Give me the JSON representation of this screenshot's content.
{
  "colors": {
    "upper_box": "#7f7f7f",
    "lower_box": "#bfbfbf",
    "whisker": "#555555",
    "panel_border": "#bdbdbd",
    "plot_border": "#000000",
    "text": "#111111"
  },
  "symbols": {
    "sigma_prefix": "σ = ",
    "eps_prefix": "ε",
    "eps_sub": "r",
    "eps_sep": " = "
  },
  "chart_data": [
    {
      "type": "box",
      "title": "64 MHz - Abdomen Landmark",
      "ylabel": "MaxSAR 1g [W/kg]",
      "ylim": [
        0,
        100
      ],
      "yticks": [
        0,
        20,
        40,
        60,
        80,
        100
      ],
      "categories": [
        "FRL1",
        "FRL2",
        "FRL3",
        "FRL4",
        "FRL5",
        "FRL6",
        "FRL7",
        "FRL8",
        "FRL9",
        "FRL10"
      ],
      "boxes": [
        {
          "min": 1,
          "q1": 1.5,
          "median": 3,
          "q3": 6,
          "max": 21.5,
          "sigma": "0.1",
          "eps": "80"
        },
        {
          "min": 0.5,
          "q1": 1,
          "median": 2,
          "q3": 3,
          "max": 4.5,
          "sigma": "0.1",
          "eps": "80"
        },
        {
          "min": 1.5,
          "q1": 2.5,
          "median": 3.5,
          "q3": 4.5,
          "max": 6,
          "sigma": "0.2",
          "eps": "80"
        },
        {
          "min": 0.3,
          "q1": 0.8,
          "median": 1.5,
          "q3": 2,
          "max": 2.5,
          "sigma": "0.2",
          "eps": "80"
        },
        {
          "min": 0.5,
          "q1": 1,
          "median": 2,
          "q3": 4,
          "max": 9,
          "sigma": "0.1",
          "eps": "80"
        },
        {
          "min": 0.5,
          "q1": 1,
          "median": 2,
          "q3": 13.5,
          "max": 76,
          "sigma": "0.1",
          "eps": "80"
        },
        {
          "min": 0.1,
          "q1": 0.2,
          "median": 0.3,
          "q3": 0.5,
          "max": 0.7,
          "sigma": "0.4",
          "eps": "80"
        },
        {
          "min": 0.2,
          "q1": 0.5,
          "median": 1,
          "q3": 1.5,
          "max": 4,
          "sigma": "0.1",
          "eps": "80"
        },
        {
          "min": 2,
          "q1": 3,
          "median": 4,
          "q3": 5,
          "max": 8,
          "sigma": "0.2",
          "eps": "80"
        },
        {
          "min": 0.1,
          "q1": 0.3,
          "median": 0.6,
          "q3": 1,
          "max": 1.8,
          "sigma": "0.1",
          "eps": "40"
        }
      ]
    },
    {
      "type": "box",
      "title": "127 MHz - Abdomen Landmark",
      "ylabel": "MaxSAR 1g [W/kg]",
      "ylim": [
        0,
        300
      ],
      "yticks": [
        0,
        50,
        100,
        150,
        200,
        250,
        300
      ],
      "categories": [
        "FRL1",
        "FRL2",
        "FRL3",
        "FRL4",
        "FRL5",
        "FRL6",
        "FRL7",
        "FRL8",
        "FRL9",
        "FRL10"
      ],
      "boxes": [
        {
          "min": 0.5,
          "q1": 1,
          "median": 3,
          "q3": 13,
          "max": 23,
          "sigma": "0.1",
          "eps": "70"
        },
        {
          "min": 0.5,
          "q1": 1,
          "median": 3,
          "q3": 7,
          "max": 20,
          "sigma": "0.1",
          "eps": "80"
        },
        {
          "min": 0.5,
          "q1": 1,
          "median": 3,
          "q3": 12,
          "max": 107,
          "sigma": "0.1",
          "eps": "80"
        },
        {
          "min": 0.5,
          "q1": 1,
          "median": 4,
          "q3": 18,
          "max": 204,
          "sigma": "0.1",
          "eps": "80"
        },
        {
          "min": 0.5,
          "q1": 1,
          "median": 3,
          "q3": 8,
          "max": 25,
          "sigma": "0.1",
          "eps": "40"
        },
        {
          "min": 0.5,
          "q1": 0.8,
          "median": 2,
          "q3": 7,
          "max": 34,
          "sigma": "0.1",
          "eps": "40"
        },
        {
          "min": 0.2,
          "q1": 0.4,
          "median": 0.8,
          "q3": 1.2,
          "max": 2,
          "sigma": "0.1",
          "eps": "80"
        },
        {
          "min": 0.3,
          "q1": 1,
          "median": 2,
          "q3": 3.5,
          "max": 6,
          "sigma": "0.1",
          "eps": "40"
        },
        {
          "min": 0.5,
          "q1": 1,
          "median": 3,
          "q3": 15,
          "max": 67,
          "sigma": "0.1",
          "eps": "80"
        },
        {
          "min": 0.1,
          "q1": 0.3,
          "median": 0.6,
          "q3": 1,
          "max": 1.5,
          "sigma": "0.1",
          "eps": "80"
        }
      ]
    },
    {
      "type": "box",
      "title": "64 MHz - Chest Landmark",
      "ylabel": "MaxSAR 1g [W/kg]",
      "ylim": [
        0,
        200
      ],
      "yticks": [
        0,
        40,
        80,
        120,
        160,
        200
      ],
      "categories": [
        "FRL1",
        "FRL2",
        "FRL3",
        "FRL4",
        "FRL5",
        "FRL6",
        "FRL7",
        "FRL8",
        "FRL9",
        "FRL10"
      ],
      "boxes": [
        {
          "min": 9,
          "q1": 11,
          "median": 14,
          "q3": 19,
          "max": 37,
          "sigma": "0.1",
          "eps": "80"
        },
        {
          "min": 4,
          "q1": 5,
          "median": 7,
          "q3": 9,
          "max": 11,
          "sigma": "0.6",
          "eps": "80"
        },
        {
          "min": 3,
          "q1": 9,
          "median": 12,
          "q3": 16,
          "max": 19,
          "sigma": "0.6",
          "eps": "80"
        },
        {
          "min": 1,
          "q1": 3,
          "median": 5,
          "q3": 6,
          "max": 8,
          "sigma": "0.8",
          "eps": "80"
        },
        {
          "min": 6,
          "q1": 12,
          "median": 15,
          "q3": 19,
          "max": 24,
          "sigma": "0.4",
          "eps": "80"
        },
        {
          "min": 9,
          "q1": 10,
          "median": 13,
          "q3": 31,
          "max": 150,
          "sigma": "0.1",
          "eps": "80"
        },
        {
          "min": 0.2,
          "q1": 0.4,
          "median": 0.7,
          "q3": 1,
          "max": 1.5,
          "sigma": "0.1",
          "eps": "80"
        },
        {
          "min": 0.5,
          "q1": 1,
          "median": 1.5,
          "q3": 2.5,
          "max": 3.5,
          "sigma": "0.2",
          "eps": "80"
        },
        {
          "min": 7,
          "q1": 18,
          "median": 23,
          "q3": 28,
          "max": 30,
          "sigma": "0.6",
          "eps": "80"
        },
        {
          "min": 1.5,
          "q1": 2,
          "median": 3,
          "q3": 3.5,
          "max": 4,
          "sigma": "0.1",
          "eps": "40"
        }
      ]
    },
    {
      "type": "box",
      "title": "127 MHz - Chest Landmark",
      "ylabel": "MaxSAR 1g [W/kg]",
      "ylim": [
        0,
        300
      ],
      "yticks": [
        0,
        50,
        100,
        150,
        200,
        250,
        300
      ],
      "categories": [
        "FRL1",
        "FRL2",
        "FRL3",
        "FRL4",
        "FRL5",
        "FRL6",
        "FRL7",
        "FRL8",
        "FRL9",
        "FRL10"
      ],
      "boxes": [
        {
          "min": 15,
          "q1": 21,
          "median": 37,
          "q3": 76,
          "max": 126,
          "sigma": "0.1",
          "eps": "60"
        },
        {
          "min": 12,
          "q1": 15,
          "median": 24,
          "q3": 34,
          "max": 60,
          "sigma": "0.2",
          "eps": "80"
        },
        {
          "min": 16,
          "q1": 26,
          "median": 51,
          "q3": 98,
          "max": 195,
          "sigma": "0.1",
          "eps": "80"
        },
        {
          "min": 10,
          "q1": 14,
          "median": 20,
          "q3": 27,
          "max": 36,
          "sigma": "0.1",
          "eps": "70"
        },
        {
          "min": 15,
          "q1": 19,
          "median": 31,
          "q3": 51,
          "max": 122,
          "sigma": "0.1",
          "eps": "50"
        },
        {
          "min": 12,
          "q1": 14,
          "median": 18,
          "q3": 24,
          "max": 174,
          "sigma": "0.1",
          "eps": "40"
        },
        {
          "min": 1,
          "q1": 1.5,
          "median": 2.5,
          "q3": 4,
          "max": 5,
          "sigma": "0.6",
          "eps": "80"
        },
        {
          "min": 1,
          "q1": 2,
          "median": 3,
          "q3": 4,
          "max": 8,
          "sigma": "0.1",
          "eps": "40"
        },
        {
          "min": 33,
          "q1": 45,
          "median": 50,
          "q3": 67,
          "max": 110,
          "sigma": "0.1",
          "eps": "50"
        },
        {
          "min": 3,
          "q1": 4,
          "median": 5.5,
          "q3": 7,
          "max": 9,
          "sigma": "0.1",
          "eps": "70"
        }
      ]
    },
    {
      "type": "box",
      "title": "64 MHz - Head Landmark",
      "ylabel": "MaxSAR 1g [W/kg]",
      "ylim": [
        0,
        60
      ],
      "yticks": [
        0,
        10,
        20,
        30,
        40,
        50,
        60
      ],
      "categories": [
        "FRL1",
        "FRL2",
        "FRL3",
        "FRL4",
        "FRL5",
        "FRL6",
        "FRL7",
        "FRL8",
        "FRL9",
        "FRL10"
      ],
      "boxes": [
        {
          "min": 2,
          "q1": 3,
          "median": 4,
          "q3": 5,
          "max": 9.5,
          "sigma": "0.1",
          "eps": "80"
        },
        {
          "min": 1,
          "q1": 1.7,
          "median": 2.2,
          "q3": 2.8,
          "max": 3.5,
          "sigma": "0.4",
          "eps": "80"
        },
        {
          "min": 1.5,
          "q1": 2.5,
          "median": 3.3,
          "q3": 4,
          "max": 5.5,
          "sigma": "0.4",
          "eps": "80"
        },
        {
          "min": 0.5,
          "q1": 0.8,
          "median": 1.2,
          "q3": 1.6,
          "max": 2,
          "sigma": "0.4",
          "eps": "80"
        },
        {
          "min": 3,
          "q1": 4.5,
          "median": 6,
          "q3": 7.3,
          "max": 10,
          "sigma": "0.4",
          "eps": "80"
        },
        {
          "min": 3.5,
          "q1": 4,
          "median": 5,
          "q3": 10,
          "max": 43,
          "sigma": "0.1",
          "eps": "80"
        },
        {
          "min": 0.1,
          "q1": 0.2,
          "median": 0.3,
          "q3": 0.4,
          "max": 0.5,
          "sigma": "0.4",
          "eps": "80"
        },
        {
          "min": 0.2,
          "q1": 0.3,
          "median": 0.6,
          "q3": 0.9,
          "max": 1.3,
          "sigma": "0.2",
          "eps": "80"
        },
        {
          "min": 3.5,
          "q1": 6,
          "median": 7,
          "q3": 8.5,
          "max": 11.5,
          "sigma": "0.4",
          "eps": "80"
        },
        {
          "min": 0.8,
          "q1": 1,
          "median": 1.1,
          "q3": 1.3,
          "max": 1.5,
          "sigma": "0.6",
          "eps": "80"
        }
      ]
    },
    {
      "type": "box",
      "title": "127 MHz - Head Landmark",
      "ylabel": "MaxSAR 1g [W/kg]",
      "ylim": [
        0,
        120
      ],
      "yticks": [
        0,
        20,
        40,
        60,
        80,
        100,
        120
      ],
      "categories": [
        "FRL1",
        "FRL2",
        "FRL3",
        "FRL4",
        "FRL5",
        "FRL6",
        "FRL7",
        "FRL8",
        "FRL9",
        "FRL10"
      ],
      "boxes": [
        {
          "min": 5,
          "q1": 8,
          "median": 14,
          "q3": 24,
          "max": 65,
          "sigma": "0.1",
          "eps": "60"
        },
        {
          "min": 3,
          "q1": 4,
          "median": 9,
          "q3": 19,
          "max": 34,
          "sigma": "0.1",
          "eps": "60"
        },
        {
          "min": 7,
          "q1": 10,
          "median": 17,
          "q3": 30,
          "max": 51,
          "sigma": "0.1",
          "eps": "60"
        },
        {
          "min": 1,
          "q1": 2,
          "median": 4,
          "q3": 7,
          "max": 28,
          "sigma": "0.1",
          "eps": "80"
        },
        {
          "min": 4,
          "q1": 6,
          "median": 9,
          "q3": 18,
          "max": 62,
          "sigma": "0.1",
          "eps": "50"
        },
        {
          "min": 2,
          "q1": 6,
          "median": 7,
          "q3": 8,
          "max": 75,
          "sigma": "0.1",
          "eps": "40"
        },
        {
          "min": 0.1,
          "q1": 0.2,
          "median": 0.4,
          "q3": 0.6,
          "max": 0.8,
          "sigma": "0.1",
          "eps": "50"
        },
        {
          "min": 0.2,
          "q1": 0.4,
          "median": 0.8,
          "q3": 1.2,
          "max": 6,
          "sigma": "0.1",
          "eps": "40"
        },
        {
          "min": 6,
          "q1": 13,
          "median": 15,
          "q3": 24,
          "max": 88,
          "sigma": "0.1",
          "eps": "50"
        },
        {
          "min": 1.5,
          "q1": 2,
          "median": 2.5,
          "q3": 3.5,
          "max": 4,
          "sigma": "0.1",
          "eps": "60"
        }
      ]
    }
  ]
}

Direction = Copy each line that contains the word "Landmark".

Result for this task =
      "title": "64 MHz - Abdomen Landmark",
      "title": "127 MHz - Abdomen Landmark",
      "title": "64 MHz - Chest Landmark",
      "title": "127 MHz - Chest Landmark",
      "title": "64 MHz - Head Landmark",
      "title": "127 MHz - Head Landmark",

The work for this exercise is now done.